▶
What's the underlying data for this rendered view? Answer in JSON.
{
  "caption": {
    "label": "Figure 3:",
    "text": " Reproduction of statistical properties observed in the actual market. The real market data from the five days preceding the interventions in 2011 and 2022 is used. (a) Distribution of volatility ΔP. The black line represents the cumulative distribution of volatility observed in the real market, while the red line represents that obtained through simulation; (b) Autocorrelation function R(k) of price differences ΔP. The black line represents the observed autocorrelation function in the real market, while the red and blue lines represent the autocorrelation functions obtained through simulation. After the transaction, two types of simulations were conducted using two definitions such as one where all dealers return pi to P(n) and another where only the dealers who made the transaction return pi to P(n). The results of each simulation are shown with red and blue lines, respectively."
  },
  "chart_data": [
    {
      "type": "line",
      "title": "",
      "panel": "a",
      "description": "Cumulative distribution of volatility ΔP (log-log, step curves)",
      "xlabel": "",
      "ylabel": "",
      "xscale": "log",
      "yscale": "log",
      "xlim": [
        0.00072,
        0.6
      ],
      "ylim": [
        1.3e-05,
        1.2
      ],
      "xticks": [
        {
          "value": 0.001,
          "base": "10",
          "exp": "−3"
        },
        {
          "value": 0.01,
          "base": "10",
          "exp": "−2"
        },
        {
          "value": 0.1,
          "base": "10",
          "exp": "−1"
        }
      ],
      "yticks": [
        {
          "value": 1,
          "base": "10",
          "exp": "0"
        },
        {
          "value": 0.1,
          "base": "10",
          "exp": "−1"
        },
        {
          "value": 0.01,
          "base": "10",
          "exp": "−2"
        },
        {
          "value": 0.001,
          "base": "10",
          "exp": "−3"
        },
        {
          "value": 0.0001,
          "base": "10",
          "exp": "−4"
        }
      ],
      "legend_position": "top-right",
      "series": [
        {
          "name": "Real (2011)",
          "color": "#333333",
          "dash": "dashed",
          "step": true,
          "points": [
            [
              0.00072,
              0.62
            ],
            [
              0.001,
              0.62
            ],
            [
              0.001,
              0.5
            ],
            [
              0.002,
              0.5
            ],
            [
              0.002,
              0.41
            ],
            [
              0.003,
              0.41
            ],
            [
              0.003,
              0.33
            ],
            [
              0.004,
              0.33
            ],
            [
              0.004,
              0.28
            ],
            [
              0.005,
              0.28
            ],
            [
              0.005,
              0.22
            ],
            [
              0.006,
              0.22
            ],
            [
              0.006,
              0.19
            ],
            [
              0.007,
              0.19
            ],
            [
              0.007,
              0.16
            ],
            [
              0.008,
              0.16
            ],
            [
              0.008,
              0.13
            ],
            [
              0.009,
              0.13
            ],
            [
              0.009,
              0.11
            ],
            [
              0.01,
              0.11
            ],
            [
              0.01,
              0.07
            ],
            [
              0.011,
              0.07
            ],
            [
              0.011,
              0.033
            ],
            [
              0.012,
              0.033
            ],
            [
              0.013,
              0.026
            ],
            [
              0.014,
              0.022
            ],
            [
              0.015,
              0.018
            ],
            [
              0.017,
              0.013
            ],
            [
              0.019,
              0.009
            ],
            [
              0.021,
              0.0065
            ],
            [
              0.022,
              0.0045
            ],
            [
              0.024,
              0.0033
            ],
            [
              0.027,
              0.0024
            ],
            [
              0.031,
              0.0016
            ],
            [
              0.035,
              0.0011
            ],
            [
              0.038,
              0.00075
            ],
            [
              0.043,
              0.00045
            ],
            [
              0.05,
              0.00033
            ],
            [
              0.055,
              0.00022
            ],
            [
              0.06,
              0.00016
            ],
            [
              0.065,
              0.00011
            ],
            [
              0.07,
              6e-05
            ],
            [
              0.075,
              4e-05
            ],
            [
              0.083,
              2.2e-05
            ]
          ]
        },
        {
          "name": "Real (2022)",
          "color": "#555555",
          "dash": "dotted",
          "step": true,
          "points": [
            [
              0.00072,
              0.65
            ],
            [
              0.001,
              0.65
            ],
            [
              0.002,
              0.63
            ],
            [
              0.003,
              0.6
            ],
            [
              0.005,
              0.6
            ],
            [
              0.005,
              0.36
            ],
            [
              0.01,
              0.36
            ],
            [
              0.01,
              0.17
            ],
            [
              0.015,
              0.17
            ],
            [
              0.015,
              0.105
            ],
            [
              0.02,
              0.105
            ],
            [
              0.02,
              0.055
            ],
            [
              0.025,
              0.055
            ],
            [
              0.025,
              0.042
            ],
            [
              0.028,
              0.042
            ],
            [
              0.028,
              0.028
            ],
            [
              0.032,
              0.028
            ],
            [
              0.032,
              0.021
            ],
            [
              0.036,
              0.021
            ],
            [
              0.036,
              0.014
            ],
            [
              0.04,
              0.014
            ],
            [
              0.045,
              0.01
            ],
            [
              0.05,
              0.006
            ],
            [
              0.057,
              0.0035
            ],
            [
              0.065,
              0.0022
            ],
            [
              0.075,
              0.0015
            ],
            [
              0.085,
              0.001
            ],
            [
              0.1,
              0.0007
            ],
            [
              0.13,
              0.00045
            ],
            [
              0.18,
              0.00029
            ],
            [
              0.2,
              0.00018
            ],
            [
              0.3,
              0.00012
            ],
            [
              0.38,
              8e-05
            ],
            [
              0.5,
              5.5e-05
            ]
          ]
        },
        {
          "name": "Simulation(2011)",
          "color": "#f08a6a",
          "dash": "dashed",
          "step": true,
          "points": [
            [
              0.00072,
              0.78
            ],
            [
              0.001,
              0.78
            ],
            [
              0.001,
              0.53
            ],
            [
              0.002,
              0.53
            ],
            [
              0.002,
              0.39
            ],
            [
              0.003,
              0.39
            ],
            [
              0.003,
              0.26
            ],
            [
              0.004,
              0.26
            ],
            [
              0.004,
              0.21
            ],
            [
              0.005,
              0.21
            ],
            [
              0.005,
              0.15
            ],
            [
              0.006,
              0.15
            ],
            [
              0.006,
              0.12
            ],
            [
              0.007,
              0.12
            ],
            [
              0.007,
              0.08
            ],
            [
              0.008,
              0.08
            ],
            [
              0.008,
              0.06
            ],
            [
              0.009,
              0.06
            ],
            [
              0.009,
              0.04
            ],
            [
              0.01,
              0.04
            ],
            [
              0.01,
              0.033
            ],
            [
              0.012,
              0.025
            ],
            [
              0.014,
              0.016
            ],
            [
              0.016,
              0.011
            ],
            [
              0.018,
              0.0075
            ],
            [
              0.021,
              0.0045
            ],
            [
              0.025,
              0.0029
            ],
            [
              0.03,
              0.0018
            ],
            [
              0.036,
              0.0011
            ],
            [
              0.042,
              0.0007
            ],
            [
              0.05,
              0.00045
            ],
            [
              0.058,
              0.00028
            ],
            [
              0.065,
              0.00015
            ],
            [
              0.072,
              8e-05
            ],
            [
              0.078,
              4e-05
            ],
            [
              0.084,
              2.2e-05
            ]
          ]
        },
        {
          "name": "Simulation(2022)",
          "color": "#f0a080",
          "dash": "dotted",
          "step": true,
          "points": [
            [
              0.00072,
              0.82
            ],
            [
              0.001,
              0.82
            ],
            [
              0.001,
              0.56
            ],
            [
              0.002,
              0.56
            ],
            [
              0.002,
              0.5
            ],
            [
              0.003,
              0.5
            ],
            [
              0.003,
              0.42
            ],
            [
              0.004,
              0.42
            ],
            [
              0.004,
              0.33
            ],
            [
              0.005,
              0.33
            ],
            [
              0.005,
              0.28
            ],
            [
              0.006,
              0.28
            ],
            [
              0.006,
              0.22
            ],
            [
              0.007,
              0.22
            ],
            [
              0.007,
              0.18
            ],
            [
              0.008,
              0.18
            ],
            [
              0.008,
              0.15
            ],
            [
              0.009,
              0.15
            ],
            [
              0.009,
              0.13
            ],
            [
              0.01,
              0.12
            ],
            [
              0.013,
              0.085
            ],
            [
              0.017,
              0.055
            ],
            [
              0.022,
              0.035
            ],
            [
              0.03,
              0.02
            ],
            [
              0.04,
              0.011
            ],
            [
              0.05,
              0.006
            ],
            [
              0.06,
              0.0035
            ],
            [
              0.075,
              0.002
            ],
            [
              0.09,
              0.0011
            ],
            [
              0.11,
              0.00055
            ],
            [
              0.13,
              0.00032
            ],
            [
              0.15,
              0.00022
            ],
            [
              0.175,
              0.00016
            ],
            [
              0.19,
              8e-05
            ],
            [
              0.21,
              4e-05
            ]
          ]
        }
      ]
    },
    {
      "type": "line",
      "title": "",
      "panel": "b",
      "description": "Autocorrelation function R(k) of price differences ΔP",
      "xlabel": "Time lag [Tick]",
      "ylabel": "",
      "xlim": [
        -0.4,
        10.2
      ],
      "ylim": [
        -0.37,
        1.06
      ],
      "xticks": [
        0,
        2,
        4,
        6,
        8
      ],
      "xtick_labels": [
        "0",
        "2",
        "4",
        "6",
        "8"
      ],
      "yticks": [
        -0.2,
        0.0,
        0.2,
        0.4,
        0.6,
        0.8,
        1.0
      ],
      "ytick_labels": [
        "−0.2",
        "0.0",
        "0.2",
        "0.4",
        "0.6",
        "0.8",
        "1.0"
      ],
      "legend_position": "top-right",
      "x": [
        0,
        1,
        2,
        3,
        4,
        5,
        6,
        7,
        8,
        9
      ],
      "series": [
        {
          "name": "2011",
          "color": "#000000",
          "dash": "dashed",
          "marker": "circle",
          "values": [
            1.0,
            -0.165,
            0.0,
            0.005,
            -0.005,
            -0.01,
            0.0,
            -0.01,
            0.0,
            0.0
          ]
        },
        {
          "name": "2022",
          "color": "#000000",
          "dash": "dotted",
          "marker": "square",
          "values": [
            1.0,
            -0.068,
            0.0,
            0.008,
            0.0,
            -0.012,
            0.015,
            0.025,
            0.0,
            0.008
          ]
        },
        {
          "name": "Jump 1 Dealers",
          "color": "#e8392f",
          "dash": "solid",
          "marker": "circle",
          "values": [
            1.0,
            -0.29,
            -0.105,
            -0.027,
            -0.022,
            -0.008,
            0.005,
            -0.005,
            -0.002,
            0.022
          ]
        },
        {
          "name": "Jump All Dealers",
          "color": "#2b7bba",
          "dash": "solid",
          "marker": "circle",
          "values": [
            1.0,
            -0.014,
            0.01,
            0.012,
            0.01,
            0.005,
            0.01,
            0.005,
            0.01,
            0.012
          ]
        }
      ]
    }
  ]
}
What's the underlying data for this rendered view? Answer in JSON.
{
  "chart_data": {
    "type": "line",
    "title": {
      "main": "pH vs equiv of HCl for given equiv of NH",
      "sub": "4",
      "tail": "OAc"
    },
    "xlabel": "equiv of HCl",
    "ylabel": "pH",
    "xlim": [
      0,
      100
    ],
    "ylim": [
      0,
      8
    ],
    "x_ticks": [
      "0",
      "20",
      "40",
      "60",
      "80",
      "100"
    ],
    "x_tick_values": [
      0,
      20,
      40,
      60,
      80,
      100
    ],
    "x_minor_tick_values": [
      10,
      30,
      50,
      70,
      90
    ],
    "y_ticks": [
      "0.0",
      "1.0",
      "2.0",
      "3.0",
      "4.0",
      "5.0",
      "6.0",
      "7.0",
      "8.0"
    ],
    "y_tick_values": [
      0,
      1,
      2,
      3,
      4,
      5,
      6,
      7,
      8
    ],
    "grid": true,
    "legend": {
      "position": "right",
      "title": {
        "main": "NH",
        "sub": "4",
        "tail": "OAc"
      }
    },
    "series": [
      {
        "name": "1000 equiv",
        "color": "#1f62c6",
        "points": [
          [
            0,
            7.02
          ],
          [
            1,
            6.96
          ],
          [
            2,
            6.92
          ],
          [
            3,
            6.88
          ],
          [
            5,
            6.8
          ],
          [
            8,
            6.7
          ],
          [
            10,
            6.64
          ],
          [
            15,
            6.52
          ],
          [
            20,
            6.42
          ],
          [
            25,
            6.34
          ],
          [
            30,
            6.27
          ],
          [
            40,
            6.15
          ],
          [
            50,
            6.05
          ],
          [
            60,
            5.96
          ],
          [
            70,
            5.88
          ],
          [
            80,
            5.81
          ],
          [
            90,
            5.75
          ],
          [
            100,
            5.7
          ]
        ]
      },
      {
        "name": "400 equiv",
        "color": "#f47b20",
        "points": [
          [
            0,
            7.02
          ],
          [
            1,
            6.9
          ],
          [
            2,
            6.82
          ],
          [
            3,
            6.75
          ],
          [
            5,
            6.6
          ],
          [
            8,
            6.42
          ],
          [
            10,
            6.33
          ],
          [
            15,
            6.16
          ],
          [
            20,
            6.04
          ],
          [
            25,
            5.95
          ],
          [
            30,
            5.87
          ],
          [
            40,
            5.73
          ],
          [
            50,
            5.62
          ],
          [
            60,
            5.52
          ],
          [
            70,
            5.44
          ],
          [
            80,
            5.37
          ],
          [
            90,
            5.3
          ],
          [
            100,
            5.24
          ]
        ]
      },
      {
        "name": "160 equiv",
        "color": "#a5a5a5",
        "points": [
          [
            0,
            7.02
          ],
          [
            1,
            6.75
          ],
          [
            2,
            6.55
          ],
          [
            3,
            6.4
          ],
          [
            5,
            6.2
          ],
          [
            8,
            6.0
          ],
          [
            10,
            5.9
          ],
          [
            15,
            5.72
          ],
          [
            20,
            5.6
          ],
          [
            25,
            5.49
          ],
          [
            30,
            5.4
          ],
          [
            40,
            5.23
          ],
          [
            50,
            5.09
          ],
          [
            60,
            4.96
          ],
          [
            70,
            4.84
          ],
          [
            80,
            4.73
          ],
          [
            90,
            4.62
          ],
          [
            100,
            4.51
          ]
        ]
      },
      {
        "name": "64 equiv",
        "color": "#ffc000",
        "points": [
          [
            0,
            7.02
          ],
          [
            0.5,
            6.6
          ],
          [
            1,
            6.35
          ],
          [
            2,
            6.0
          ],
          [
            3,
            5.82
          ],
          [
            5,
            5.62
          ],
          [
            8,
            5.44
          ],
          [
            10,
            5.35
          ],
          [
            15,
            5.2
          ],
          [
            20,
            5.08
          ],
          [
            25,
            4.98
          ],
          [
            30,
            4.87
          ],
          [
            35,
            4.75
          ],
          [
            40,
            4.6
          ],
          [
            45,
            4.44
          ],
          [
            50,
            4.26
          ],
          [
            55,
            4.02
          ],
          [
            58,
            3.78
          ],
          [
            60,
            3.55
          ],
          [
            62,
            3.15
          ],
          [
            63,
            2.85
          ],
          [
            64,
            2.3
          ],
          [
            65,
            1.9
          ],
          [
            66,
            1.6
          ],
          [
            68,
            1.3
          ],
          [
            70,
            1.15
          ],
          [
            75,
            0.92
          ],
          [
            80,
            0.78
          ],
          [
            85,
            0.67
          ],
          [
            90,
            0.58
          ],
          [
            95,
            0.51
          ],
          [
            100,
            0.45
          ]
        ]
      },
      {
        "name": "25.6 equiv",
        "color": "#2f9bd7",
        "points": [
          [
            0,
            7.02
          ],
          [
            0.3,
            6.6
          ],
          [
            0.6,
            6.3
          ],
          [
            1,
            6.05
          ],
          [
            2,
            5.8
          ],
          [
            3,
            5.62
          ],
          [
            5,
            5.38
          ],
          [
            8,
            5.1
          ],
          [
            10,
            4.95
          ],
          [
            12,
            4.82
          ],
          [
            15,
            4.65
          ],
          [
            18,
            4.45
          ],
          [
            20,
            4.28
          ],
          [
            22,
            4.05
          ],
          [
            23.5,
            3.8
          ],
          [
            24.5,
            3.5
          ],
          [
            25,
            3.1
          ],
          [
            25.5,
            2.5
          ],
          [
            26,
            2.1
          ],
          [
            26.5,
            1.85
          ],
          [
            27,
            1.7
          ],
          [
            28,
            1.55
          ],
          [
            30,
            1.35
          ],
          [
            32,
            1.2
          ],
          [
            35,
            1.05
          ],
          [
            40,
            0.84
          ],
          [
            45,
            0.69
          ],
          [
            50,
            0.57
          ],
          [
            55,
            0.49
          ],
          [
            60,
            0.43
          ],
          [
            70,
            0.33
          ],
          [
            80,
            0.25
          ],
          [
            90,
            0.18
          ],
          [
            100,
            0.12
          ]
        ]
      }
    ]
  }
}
◀
→ **Task statement**
Go through the listing above line by line and say how many lines hold the word "Jump". Reply with that number only.

→ **Reply**
2